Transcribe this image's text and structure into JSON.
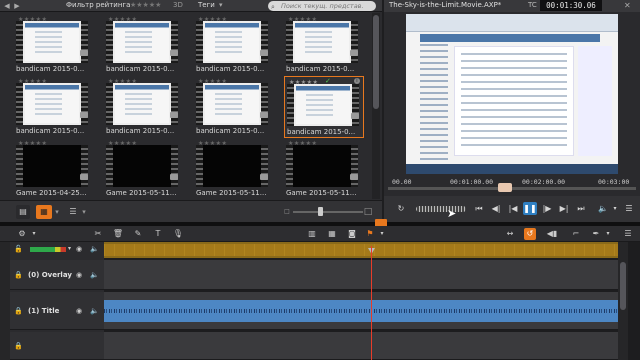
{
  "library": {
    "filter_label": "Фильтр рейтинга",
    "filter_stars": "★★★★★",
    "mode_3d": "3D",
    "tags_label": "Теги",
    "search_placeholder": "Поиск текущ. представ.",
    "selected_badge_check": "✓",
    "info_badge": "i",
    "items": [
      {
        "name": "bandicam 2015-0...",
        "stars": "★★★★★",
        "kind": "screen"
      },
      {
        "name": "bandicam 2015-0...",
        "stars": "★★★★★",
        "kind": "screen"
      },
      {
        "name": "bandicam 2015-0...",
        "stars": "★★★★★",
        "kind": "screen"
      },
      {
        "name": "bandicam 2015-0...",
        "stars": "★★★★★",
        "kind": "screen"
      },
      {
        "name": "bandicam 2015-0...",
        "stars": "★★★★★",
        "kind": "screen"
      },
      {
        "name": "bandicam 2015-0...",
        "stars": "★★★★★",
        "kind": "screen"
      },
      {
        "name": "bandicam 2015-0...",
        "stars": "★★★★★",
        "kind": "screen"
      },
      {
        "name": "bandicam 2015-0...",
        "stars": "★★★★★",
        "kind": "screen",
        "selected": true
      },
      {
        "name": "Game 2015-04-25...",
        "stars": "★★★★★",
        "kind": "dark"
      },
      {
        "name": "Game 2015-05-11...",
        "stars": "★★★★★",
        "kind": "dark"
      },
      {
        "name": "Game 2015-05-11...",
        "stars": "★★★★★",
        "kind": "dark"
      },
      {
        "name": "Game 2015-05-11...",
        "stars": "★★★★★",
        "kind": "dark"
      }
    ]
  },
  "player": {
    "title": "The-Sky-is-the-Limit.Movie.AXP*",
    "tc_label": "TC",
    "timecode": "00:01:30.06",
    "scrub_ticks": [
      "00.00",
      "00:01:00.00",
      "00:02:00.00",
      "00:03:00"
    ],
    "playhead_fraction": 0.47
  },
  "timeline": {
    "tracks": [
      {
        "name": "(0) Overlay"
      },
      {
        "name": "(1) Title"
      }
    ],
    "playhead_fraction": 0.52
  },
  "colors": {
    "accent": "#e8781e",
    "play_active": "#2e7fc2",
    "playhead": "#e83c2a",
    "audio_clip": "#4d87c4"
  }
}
------------------------------------
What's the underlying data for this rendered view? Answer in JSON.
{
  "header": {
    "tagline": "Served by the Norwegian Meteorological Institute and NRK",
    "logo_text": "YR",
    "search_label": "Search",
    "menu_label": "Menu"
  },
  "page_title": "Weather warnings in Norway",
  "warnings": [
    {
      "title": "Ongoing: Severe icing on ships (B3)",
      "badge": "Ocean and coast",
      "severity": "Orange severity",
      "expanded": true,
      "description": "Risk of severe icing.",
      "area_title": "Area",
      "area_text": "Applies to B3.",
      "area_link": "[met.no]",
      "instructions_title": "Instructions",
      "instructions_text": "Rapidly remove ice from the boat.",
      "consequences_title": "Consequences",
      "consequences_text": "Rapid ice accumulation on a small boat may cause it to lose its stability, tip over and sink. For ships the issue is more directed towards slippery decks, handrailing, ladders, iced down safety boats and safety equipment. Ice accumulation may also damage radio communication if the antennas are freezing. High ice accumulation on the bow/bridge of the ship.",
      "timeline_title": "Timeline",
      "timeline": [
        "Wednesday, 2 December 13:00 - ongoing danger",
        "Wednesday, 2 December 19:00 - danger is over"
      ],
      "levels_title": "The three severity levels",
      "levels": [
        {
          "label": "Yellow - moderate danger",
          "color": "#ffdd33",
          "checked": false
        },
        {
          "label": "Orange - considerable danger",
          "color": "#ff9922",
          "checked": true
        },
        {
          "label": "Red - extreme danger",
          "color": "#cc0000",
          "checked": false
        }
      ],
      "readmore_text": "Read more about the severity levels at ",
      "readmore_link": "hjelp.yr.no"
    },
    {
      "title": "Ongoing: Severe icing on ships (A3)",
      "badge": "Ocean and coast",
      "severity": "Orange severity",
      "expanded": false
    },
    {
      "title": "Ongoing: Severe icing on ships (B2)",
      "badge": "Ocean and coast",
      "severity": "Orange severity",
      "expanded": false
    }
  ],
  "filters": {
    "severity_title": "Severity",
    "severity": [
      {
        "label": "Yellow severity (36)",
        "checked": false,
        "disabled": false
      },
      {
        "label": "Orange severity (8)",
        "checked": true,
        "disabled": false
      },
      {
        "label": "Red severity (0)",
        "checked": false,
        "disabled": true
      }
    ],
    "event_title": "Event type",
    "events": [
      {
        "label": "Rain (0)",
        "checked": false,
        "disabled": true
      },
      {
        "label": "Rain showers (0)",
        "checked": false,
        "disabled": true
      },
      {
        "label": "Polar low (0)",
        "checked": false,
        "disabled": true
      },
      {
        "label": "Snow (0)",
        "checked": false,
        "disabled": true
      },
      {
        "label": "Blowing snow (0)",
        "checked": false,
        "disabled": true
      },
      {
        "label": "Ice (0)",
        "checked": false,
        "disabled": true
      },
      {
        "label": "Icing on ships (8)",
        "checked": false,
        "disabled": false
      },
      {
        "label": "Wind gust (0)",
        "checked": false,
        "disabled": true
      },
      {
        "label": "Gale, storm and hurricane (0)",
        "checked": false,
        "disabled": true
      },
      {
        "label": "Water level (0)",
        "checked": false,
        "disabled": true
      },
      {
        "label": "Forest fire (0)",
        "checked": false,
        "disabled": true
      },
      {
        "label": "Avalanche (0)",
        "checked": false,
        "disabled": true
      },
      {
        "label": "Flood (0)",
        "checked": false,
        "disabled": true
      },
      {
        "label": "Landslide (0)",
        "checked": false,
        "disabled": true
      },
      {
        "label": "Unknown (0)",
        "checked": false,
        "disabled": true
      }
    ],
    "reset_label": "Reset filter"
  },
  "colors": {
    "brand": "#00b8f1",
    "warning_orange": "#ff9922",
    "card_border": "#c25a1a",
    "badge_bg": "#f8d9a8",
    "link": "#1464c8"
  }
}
------------------------------------
Directive.
Filter the data for the string "December" and copy every line that has it.

Solution for this problem.
        "Wednesday, 2 December 13:00 - ongoing danger",
        "Wednesday, 2 December 19:00 - danger is over"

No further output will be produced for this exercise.